▶ Problem details: The data must be written out once more, precisely as given.

>> start

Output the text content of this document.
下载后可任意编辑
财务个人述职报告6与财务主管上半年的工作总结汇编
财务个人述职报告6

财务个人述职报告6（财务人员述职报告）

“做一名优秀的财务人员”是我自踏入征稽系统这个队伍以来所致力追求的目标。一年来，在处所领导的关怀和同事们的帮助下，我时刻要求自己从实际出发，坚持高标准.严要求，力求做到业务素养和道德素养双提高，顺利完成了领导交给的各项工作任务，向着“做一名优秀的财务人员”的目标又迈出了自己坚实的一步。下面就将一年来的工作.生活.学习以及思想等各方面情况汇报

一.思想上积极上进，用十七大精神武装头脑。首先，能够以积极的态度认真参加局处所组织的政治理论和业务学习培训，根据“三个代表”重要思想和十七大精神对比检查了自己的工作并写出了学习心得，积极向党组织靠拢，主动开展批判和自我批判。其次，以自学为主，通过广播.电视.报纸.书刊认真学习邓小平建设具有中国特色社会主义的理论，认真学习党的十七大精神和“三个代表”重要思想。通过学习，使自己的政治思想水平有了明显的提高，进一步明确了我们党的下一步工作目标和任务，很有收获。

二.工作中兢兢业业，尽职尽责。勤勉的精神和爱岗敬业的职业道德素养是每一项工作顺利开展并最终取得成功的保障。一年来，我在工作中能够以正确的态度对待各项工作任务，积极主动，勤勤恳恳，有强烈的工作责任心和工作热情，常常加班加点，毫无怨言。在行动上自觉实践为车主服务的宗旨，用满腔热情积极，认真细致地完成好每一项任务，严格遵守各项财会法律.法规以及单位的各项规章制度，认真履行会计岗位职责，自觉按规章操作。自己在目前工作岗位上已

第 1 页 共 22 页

>> end

▶ Written solution:
Output the text content of this document.
下载后可任意编辑
财务个人述职报告6与财务主管上半年的工作总结汇编
财务个人述职报告6

财务个人述职报告6（财务人员述职报告）

“做一名优秀的财务人员”是我自踏入征稽系统这个队伍以来所致力追求的目标。一年来，在处所领导的关怀和同事们的帮助下，我时刻要求自己从实际出发，坚持高标准.严要求，力求做到业务素养和道德素养双提高，顺利完成了领导交给的各项工作任务，向着“做一名优秀的财务人员”的目标又迈出了自己坚实的一步。下面就将一年来的工作.生活.学习以及思想等各方面情况汇报

一.思想上积极上进，用十七大精神武装头脑。首先，能够以积极的态度认真参加局处所组织的政治理论和业务学习培训，根据“三个代表”重要思想和十七大精神对比检查了自己的工作并写出了学习心得，积极向党组织靠拢，主动开展批判和自我批判。其次，以自学为主，通过广播.电视.报纸.书刊认真学习邓小平建设具有中国特色社会主义的理论，认真学习党的十七大精神和“三个代表”重要思想。通过学习，使自己的政治思想水平有了明显的提高，进一步明确了我们党的下一步工作目标和任务，很有收获。

二.工作中兢兢业业，尽职尽责。勤勉的精神和爱岗敬业的职业道德素养是每一项工作顺利开展并最终取得成功的保障。一年来，我在工作中能够以正确的态度对待各项工作任务，积极主动，勤勤恳恳，有强烈的工作责任心和工作热情，常常加班加点，毫无怨言。在行动上自觉实践为车主服务的宗旨，用满腔热情积极，认真细致地完成好每一项任务，严格遵守各项财会法律.法规以及单位的各项规章制度，认真履行会计岗位职责，自觉按规章操作。自己在目前工作岗位上已

第 1 页 共 22 页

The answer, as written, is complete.